**Written instruction**
Below are records to repeat exactly. Omit the pictures from the copy.

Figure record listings
○ ○ ○ ○ ○

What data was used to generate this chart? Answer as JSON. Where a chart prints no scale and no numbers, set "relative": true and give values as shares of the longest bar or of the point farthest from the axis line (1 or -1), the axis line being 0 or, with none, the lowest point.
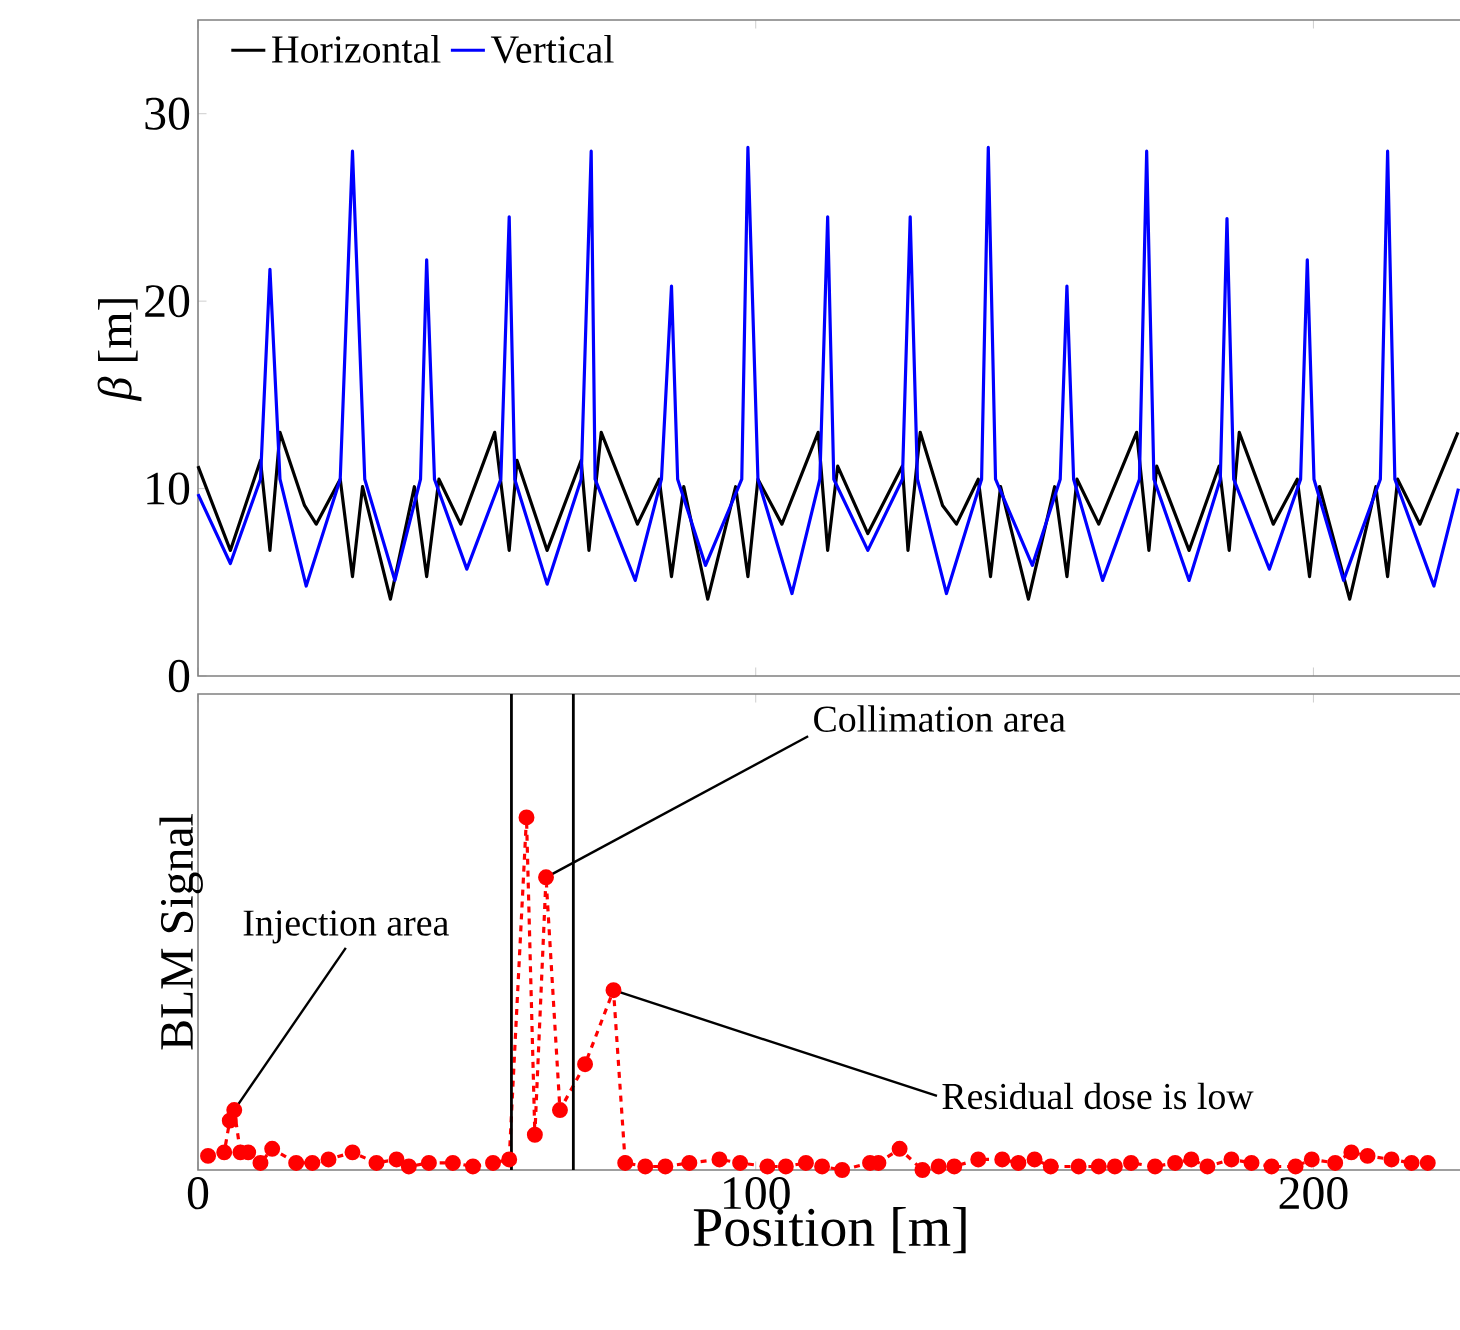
{
  "chart_data": [
    {
      "type": "line",
      "ylabel": "*β* [m]",
      "xlim": [
        0,
        227
      ],
      "xticks": [
        0,
        100,
        200
      ],
      "ylim": [
        0,
        35
      ],
      "yticks": [
        0,
        10,
        20,
        30
      ],
      "tick_labels": "y",
      "legend": "top left",
      "marker": "none",
      "line_style": "solid",
      "series": [
        {
          "name": "Horizontal",
          "color": "#000000",
          "x": [
            0,
            5.8,
            11.2,
            12.9,
            14.7,
            19.1,
            21.2,
            25.5,
            27.7,
            29.5,
            34.5,
            38.8,
            41.0,
            43.2,
            47.1,
            53.2,
            55.8,
            57.2,
            62.6,
            68.7,
            70.1,
            72.3,
            78.8,
            82.7,
            84.9,
            87.1,
            91.4,
            96.4,
            98.6,
            100.4,
            104.7,
            111.2,
            112.9,
            114.7,
            120.1,
            126.3,
            127.3,
            129.5,
            133.5,
            136.0,
            139.9,
            142.1,
            143.9,
            148.9,
            153.6,
            155.8,
            157.6,
            161.5,
            168.3,
            170.5,
            171.9,
            177.7,
            183.1,
            184.9,
            186.7,
            192.8,
            197.1,
            199.3,
            201.1,
            206.5,
            211.2,
            213.3,
            215.1,
            219.1,
            225.9
          ],
          "values": [
            11.2,
            6.7,
            11.5,
            6.7,
            13.0,
            9.1,
            8.1,
            10.5,
            5.3,
            10.1,
            4.1,
            10.1,
            5.3,
            10.5,
            8.1,
            13.0,
            6.7,
            11.5,
            6.7,
            11.5,
            6.7,
            13.0,
            8.1,
            10.5,
            5.3,
            10.1,
            4.1,
            10.1,
            5.3,
            10.5,
            8.1,
            13.0,
            6.7,
            11.2,
            7.6,
            11.2,
            6.7,
            13.0,
            9.1,
            8.1,
            10.5,
            5.3,
            10.1,
            4.1,
            10.1,
            5.3,
            10.5,
            8.1,
            13.0,
            6.7,
            11.2,
            6.7,
            11.2,
            6.7,
            13.0,
            8.1,
            10.5,
            5.3,
            10.1,
            4.1,
            10.1,
            5.3,
            10.5,
            8.1,
            13.0
          ]
        },
        {
          "name": "Vertical",
          "color": "#0000ff",
          "x": [
            0,
            5.8,
            11.2,
            12.9,
            14.7,
            19.4,
            25.5,
            27.7,
            29.9,
            35.3,
            39.9,
            41.0,
            42.4,
            48.2,
            54.3,
            55.8,
            56.8,
            62.6,
            68.7,
            70.5,
            71.2,
            78.4,
            83.1,
            84.9,
            86.0,
            91.0,
            97.5,
            98.6,
            100.4,
            106.5,
            111.5,
            112.9,
            114.0,
            120.1,
            126.3,
            127.7,
            129.0,
            134.2,
            140.5,
            141.7,
            143.0,
            149.6,
            154.6,
            155.8,
            157.0,
            162.2,
            168.8,
            170.1,
            171.4,
            177.7,
            183.3,
            184.5,
            185.7,
            192.1,
            197.7,
            198.9,
            200.1,
            205.4,
            212.0,
            213.3,
            214.6,
            221.6,
            226
          ],
          "values": [
            9.7,
            6.0,
            10.5,
            21.7,
            10.5,
            4.8,
            10.5,
            28.0,
            10.5,
            5.1,
            10.5,
            22.2,
            10.5,
            5.7,
            10.5,
            24.5,
            10.5,
            4.9,
            10.5,
            28.0,
            10.5,
            5.1,
            10.5,
            20.8,
            10.5,
            5.9,
            10.5,
            28.2,
            10.5,
            4.4,
            10.5,
            24.5,
            10.5,
            6.7,
            10.5,
            24.5,
            10.5,
            4.4,
            10.5,
            28.2,
            10.5,
            5.9,
            10.5,
            20.8,
            10.5,
            5.1,
            10.5,
            28.0,
            10.5,
            5.1,
            10.5,
            24.4,
            10.5,
            5.7,
            10.5,
            22.2,
            10.5,
            5.1,
            10.5,
            28.0,
            10.5,
            4.8,
            10.0
          ]
        }
      ]
    },
    {
      "type": "line",
      "relative": true,
      "xlabel": "Position [m]",
      "ylabel": "BLM Signal",
      "xlim": [
        0,
        227
      ],
      "xticks": [
        0,
        100,
        200
      ],
      "marker": "circle",
      "line_style": "dashed",
      "ref_lines": [
        {
          "axis": "x",
          "value": 56.2,
          "color": "#000000"
        },
        {
          "axis": "x",
          "value": 67.3,
          "color": "#000000"
        }
      ],
      "annotations": [
        {
          "text": "Injection area",
          "x": 6.5,
          "y": 0.17
        },
        {
          "text": "Collimation area",
          "x": 62.4,
          "y": 0.83
        },
        {
          "text": "Residual dose is low",
          "x": 74.5,
          "y": 0.51
        }
      ],
      "series": [
        {
          "color": "#ff0000",
          "x": [
            1.8,
            4.7,
            5.7,
            6.5,
            7.6,
            9.0,
            11.2,
            13.3,
            17.6,
            20.5,
            23.4,
            27.7,
            32.0,
            35.6,
            37.8,
            41.4,
            45.7,
            49.3,
            52.9,
            55.8,
            58.9,
            60.4,
            62.4,
            64.9,
            69.4,
            74.5,
            76.6,
            80.2,
            83.8,
            88.1,
            93.5,
            97.2,
            102.1,
            105.4,
            109.0,
            111.9,
            115.5,
            120.5,
            122.0,
            125.8,
            129.9,
            132.8,
            135.6,
            139.9,
            144.2,
            147.1,
            150.0,
            152.9,
            157.9,
            161.5,
            164.4,
            167.3,
            171.6,
            175.2,
            178.1,
            181.0,
            185.3,
            188.9,
            192.5,
            196.8,
            199.7,
            203.9,
            206.8,
            209.7,
            214.0,
            217.6,
            220.5
          ],
          "values": [
            0.04,
            0.05,
            0.14,
            0.17,
            0.05,
            0.05,
            0.02,
            0.06,
            0.02,
            0.02,
            0.03,
            0.05,
            0.02,
            0.03,
            0.01,
            0.02,
            0.02,
            0.01,
            0.02,
            0.03,
            1,
            0.1,
            0.83,
            0.17,
            0.3,
            0.51,
            0.02,
            0.01,
            0.01,
            0.02,
            0.03,
            0.02,
            0.01,
            0.01,
            0.02,
            0.01,
            0,
            0.02,
            0.02,
            0.06,
            0,
            0.01,
            0.01,
            0.03,
            0.03,
            0.02,
            0.03,
            0.01,
            0.01,
            0.01,
            0.01,
            0.02,
            0.01,
            0.02,
            0.03,
            0.01,
            0.03,
            0.02,
            0.01,
            0.01,
            0.03,
            0.02,
            0.05,
            0.04,
            0.03,
            0.02,
            0.02
          ]
        }
      ]
    }
  ]
}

○ ○ ○ ○ ○

**Task output**
What data was used to generate this chart? Answer as JSON. Where a chart prints no scale and no numbers, set "relative": true and give values as shares of the longest bar or of the point farthest from the axis line (1 or -1), the axis line being 0 or, with none, the lowest point.
{
  "chart_data": [
    {
      "type": "line",
      "ylabel": "*β* [m]",
      "xlim": [
        0,
        227
      ],
      "xticks": [
        0,
        100,
        200
      ],
      "ylim": [
        0,
        35
      ],
      "yticks": [
        0,
        10,
        20,
        30
      ],
      "tick_labels": "y",
      "legend": "top left",
      "marker": "none",
      "line_style": "solid",
      "series": [
        {
          "name": "Horizontal",
          "color": "#000000",
          "x": [
            0,
            5.8,
            11.2,
            12.9,
            14.7,
            19.1,
            21.2,
            25.5,
            27.7,
            29.5,
            34.5,
            38.8,
            41.0,
            43.2,
            47.1,
            53.2,
            55.8,
            57.2,
            62.6,
            68.7,
            70.1,
            72.3,
            78.8,
            82.7,
            84.9,
            87.1,
            91.4,
            96.4,
            98.6,
            100.4,
            104.7,
            111.2,
            112.9,
            114.7,
            120.1,
            126.3,
            127.3,
            129.5,
            133.5,
            136.0,
            139.9,
            142.1,
            143.9,
            148.9,
            153.6,
            155.8,
            157.6,
            161.5,
            168.3,
            170.5,
            171.9,
            177.7,
            183.1,
            184.9,
            186.7,
            192.8,
            197.1,
            199.3,
            201.1,
            206.5,
            211.2,
            213.3,
            215.1,
            219.1,
            225.9
          ],
          "values": [
            11.2,
            6.7,
            11.5,
            6.7,
            13.0,
            9.1,
            8.1,
            10.5,
            5.3,
            10.1,
            4.1,
            10.1,
            5.3,
            10.5,
            8.1,
            13.0,
            6.7,
            11.5,
            6.7,
            11.5,
            6.7,
            13.0,
            8.1,
            10.5,
            5.3,
            10.1,
            4.1,
            10.1,
            5.3,
            10.5,
            8.1,
            13.0,
            6.7,
            11.2,
            7.6,
            11.2,
            6.7,
            13.0,
            9.1,
            8.1,
            10.5,
            5.3,
            10.1,
            4.1,
            10.1,
            5.3,
            10.5,
            8.1,
            13.0,
            6.7,
            11.2,
            6.7,
            11.2,
            6.7,
            13.0,
            8.1,
            10.5,
            5.3,
            10.1,
            4.1,
            10.1,
            5.3,
            10.5,
            8.1,
            13.0
          ]
        },
        {
          "name": "Vertical",
          "color": "#0000ff",
          "x": [
            0,
            5.8,
            11.2,
            12.9,
            14.7,
            19.4,
            25.5,
            27.7,
            29.9,
            35.3,
            39.9,
            41.0,
            42.4,
            48.2,
            54.3,
            55.8,
            56.8,
            62.6,
            68.7,
            70.5,
            71.2,
            78.4,
            83.1,
            84.9,
            86.0,
            91.0,
            97.5,
            98.6,
            100.4,
            106.5,
            111.5,
            112.9,
            114.0,
            120.1,
            126.3,
            127.7,
            129.0,
            134.2,
            140.5,
            141.7,
            143.0,
            149.6,
            154.6,
            155.8,
            157.0,
            162.2,
            168.8,
            170.1,
            171.4,
            177.7,
            183.3,
            184.5,
            185.7,
            192.1,
            197.7,
            198.9,
            200.1,
            205.4,
            212.0,
            213.3,
            214.6,
            221.6,
            226
          ],
          "values": [
            9.7,
            6.0,
            10.5,
            21.7,
            10.5,
            4.8,
            10.5,
            28.0,
            10.5,
            5.1,
            10.5,
            22.2,
            10.5,
            5.7,
            10.5,
            24.5,
            10.5,
            4.9,
            10.5,
            28.0,
            10.5,
            5.1,
            10.5,
            20.8,
            10.5,
            5.9,
            10.5,
            28.2,
            10.5,
            4.4,
            10.5,
            24.5,
            10.5,
            6.7,
            10.5,
            24.5,
            10.5,
            4.4,
            10.5,
            28.2,
            10.5,
            5.9,
            10.5,
            20.8,
            10.5,
            5.1,
            10.5,
            28.0,
            10.5,
            5.1,
            10.5,
            24.4,
            10.5,
            5.7,
            10.5,
            22.2,
            10.5,
            5.1,
            10.5,
            28.0,
            10.5,
            4.8,
            10.0
          ]
        }
      ]
    },
    {
      "type": "line",
      "relative": true,
      "xlabel": "Position [m]",
      "ylabel": "BLM Signal",
      "xlim": [
        0,
        227
      ],
      "xticks": [
        0,
        100,
        200
      ],
      "marker": "circle",
      "line_style": "dashed",
      "ref_lines": [
        {
          "axis": "x",
          "value": 56.2,
          "color": "#000000"
        },
        {
          "axis": "x",
          "value": 67.3,
          "color": "#000000"
        }
      ],
      "annotations": [
        {
          "text": "Injection area",
          "x": 6.5,
          "y": 0.17
        },
        {
          "text": "Collimation area",
          "x": 62.4,
          "y": 0.83
        },
        {
          "text": "Residual dose is low",
          "x": 74.5,
          "y": 0.51
        }
      ],
      "series": [
        {
          "color": "#ff0000",
          "x": [
            1.8,
            4.7,
            5.7,
            6.5,
            7.6,
            9.0,
            11.2,
            13.3,
            17.6,
            20.5,
            23.4,
            27.7,
            32.0,
            35.6,
            37.8,
            41.4,
            45.7,
            49.3,
            52.9,
            55.8,
            58.9,
            60.4,
            62.4,
            64.9,
            69.4,
            74.5,
            76.6,
            80.2,
            83.8,
            88.1,
            93.5,
            97.2,
            102.1,
            105.4,
            109.0,
            111.9,
            115.5,
            120.5,
            122.0,
            125.8,
            129.9,
            132.8,
            135.6,
            139.9,
            144.2,
            147.1,
            150.0,
            152.9,
            157.9,
            161.5,
            164.4,
            167.3,
            171.6,
            175.2,
            178.1,
            181.0,
            185.3,
            188.9,
            192.5,
            196.8,
            199.7,
            203.9,
            206.8,
            209.7,
            214.0,
            217.6,
            220.5
          ],
          "values": [
            0.04,
            0.05,
            0.14,
            0.17,
            0.05,
            0.05,
            0.02,
            0.06,
            0.02,
            0.02,
            0.03,
            0.05,
            0.02,
            0.03,
            0.01,
            0.02,
            0.02,
            0.01,
            0.02,
            0.03,
            1,
            0.1,
            0.83,
            0.17,
            0.3,
            0.51,
            0.02,
            0.01,
            0.01,
            0.02,
            0.03,
            0.02,
            0.01,
            0.01,
            0.02,
            0.01,
            0,
            0.02,
            0.02,
            0.06,
            0,
            0.01,
            0.01,
            0.03,
            0.03,
            0.02,
            0.03,
            0.01,
            0.01,
            0.01,
            0.01,
            0.02,
            0.01,
            0.02,
            0.03,
            0.01,
            0.03,
            0.02,
            0.01,
            0.01,
            0.03,
            0.02,
            0.05,
            0.04,
            0.03,
            0.02,
            0.02
          ]
        }
      ]
    }
  ]
}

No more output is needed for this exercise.